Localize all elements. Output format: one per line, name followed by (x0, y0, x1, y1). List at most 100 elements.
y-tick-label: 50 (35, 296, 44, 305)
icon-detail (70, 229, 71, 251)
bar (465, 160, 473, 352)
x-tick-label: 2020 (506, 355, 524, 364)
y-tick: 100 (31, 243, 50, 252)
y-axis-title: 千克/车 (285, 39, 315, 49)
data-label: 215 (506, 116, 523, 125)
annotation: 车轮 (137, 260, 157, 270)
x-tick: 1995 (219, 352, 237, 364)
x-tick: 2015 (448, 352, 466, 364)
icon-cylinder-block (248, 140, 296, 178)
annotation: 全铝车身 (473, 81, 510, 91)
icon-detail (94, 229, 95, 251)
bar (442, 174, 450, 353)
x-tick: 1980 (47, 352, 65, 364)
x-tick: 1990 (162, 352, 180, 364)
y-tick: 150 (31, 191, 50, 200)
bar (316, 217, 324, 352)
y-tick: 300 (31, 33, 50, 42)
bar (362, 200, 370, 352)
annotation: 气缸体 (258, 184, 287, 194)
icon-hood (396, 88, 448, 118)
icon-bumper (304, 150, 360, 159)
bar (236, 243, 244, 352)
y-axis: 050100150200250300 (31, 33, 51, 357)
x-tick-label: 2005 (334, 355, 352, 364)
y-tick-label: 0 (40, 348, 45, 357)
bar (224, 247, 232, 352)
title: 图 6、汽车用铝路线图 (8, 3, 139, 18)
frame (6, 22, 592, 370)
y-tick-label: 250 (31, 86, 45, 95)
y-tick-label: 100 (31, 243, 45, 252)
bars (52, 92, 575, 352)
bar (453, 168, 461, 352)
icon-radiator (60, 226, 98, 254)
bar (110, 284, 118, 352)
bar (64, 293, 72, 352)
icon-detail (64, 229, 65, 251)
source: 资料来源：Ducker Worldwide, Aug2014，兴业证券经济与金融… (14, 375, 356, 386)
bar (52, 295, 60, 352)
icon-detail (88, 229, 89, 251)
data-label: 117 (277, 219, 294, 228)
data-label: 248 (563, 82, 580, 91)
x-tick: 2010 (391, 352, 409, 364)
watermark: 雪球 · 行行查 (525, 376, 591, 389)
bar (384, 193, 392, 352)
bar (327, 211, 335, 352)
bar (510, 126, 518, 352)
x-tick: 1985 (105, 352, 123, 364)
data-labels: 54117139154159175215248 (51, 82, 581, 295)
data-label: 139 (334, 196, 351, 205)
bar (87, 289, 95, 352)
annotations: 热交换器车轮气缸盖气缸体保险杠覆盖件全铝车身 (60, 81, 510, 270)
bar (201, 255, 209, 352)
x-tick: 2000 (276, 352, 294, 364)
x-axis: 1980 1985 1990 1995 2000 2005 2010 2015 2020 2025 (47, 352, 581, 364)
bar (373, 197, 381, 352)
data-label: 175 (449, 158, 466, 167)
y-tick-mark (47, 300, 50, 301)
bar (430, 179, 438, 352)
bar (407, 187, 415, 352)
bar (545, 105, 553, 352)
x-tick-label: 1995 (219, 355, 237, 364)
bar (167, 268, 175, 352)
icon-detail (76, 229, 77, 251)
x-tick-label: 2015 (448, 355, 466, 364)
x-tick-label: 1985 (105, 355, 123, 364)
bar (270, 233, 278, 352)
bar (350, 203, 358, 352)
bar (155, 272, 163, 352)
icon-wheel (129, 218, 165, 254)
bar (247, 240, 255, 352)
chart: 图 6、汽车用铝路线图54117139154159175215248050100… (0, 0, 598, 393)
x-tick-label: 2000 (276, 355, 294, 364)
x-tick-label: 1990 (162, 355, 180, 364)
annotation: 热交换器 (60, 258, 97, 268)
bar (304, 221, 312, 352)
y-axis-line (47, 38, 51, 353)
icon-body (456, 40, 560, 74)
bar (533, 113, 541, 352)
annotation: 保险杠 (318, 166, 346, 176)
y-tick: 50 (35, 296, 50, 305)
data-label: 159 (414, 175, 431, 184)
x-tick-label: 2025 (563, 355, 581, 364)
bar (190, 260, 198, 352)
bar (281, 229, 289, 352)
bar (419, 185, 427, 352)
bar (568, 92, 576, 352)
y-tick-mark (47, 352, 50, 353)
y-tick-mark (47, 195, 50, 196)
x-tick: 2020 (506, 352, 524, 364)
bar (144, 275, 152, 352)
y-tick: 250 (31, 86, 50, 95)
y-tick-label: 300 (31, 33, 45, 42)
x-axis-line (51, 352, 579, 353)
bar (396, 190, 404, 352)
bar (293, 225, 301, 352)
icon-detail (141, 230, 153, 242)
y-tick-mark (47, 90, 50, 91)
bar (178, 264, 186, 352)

- [Exercise task]
Could you rewrite all the records above, replacing each "icon-detail" with "icon-part" and keeping everything else unchanged?

- [Result for this task]
Localize all elements. Output format: one per line, name followed by (x0, y0, x1, y1). List at most 100 elements.
y-tick-label: 50 (35, 296, 44, 305)
icon-part (70, 229, 71, 251)
bar (465, 160, 473, 352)
x-tick-label: 2020 (506, 355, 524, 364)
y-tick: 100 (31, 243, 50, 252)
y-axis-title: 千克/车 (285, 39, 315, 49)
data-label: 215 (506, 116, 523, 125)
annotation: 车轮 (137, 260, 157, 270)
x-tick: 1995 (219, 352, 237, 364)
x-tick: 2015 (448, 352, 466, 364)
icon-cylinder-block (248, 140, 296, 178)
annotation: 全铝车身 (473, 81, 510, 91)
icon-part (94, 229, 95, 251)
bar (442, 174, 450, 353)
x-tick: 1980 (47, 352, 65, 364)
x-tick: 1990 (162, 352, 180, 364)
y-tick: 150 (31, 191, 50, 200)
bar (316, 217, 324, 352)
y-tick: 300 (31, 33, 50, 42)
bar (362, 200, 370, 352)
annotation: 气缸体 (258, 184, 287, 194)
icon-hood (396, 88, 448, 118)
icon-bumper (304, 150, 360, 159)
bar (236, 243, 244, 352)
y-axis: 050100150200250300 (31, 33, 51, 357)
x-tick-label: 2005 (334, 355, 352, 364)
y-tick-label: 0 (40, 348, 45, 357)
bar (224, 247, 232, 352)
title: 图 6、汽车用铝路线图 (8, 3, 139, 18)
frame (6, 22, 592, 370)
y-tick-label: 250 (31, 86, 45, 95)
y-tick-label: 100 (31, 243, 45, 252)
bars (52, 92, 575, 352)
bar (453, 168, 461, 352)
icon-radiator (60, 226, 98, 254)
bar (110, 284, 118, 352)
bar (64, 293, 72, 352)
icon-part (64, 229, 65, 251)
source: 资料来源：Ducker Worldwide, Aug2014，兴业证券经济与金融… (14, 375, 356, 386)
bar (52, 295, 60, 352)
icon-part (88, 229, 89, 251)
data-label: 117 (277, 219, 294, 228)
data-label: 248 (563, 82, 580, 91)
x-tick: 2010 (391, 352, 409, 364)
watermark: 雪球 · 行行查 (525, 376, 591, 389)
bar (384, 193, 392, 352)
bar (327, 211, 335, 352)
bar (510, 126, 518, 352)
x-tick: 1985 (105, 352, 123, 364)
data-labels: 54117139154159175215248 (51, 82, 581, 295)
data-label: 139 (334, 196, 351, 205)
bar (87, 289, 95, 352)
annotations: 热交换器车轮气缸盖气缸体保险杠覆盖件全铝车身 (60, 81, 510, 270)
bar (201, 255, 209, 352)
x-tick: 2000 (276, 352, 294, 364)
x-axis: 1980 1985 1990 1995 2000 2005 2010 2015 2020 2025 (47, 352, 581, 364)
bar (373, 197, 381, 352)
data-label: 175 (449, 158, 466, 167)
y-tick-mark (47, 300, 50, 301)
bar (430, 179, 438, 352)
bar (407, 187, 415, 352)
bar (545, 105, 553, 352)
x-tick-label: 1995 (219, 355, 237, 364)
bar (167, 268, 175, 352)
icon-part (76, 229, 77, 251)
x-tick-label: 2015 (448, 355, 466, 364)
x-tick-label: 1985 (105, 355, 123, 364)
bar (270, 233, 278, 352)
bar (350, 203, 358, 352)
bar (155, 272, 163, 352)
icon-wheel (129, 218, 165, 254)
bar (247, 240, 255, 352)
chart: 图 6、汽车用铝路线图54117139154159175215248050100… (0, 0, 598, 393)
x-tick-label: 2000 (276, 355, 294, 364)
x-tick-label: 1990 (162, 355, 180, 364)
annotation: 热交换器 (60, 258, 97, 268)
bar (304, 221, 312, 352)
y-axis-line (47, 38, 51, 353)
icon-body (456, 40, 560, 74)
bar (533, 113, 541, 352)
annotation: 保险杠 (318, 166, 346, 176)
y-tick: 50 (35, 296, 50, 305)
data-label: 159 (414, 175, 431, 184)
x-tick-label: 2025 (563, 355, 581, 364)
bar (190, 260, 198, 352)
bar (281, 229, 289, 352)
bar (419, 185, 427, 352)
bar (568, 92, 576, 352)
y-tick-mark (47, 352, 50, 353)
y-tick-mark (47, 195, 50, 196)
x-tick: 2020 (506, 352, 524, 364)
bar (144, 275, 152, 352)
y-tick: 250 (31, 86, 50, 95)
y-tick-label: 300 (31, 33, 45, 42)
x-axis-line (51, 352, 579, 353)
bar (396, 190, 404, 352)
bar (293, 225, 301, 352)
icon-part (141, 230, 153, 242)
y-tick-mark (47, 90, 50, 91)
bar (178, 264, 186, 352)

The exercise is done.